══ Records ══

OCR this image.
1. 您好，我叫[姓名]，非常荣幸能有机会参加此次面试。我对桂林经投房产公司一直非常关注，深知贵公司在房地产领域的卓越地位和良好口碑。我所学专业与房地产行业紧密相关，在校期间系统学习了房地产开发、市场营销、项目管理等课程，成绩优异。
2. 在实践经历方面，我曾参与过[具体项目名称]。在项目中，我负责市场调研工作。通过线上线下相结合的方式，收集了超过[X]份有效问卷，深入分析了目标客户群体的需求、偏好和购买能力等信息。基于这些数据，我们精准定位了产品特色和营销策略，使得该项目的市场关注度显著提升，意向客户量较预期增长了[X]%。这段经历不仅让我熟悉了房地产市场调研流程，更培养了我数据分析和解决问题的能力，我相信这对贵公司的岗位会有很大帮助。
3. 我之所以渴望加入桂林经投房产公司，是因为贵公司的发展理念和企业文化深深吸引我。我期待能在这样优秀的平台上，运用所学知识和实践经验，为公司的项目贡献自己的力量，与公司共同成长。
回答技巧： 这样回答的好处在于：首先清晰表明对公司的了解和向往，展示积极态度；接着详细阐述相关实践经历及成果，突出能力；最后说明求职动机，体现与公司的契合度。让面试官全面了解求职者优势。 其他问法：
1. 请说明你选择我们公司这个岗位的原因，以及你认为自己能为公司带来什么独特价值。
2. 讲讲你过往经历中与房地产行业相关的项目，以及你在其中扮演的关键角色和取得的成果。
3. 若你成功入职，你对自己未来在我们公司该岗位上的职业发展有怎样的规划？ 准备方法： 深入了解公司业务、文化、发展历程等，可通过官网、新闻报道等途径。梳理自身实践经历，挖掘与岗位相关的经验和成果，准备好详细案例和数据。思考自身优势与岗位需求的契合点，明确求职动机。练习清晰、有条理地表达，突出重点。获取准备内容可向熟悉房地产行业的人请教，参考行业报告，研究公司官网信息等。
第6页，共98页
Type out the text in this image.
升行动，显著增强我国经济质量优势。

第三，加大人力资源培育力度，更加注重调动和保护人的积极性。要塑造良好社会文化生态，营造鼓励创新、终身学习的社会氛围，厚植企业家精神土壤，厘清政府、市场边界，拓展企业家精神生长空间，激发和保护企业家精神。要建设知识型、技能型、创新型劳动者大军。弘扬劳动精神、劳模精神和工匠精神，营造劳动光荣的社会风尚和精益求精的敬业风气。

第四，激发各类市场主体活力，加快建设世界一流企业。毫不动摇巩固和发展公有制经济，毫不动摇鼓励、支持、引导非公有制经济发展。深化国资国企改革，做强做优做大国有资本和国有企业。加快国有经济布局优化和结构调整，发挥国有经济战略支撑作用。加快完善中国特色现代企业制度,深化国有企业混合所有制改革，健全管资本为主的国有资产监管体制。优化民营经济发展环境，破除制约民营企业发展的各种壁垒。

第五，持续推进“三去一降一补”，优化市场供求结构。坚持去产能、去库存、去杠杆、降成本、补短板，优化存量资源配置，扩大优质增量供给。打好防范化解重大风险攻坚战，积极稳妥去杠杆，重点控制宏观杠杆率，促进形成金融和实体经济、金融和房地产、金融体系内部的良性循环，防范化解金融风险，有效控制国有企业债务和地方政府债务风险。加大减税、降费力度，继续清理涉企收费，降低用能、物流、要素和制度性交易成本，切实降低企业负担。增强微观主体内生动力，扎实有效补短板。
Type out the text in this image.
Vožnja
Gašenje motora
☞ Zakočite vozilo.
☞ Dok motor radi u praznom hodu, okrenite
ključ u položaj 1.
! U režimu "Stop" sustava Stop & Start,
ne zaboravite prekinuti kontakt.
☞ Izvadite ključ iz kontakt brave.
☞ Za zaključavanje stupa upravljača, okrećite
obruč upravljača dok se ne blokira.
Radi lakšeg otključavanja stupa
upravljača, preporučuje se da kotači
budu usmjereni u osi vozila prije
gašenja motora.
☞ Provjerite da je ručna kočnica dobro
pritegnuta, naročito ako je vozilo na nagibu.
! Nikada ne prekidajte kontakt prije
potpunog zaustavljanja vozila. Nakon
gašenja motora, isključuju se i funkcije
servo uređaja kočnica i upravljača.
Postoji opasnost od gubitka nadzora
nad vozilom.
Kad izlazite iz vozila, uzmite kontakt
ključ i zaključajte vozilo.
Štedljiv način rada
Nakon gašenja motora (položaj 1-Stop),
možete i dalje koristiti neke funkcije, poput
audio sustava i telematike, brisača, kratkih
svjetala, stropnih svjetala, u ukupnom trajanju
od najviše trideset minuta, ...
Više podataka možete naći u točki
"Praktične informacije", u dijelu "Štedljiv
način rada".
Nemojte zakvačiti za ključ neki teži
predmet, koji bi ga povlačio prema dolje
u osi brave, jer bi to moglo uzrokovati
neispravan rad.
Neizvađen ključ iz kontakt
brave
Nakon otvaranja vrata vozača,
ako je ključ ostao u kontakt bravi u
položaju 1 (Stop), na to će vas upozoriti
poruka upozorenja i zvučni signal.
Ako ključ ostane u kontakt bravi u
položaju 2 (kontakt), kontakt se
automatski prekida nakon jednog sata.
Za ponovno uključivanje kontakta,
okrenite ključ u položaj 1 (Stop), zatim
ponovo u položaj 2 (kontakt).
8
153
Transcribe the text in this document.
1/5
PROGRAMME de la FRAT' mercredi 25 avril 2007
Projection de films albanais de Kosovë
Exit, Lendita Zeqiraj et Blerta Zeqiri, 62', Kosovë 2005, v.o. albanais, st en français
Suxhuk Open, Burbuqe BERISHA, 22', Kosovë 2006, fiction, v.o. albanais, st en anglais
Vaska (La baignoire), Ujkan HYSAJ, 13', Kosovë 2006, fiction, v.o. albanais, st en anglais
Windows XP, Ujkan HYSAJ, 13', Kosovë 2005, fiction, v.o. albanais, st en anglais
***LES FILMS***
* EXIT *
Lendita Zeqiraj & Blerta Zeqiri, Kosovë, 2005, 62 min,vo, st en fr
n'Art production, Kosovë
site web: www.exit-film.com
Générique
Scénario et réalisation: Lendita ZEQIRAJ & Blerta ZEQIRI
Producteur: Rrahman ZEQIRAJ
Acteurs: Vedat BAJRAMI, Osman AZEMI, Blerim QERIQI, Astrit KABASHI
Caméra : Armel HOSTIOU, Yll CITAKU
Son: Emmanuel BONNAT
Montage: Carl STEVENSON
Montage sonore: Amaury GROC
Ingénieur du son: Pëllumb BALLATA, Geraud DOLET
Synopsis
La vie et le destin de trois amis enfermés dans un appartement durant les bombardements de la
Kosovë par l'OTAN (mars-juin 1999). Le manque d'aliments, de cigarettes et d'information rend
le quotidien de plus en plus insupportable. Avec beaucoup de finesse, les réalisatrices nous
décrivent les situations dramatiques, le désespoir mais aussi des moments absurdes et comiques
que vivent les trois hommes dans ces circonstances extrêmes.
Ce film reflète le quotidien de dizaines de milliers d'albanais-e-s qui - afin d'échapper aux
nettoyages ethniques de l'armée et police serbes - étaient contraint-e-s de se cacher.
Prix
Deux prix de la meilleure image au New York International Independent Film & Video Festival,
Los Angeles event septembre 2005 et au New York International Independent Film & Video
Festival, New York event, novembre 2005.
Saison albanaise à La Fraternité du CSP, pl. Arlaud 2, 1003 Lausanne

═══

◆ What you are asked to do
Where a line holds "Štedljiv", copy that line.

◆ Output for this exercise
Štedljiv način rada
"Praktične informacije", u dijelu "Štedljiv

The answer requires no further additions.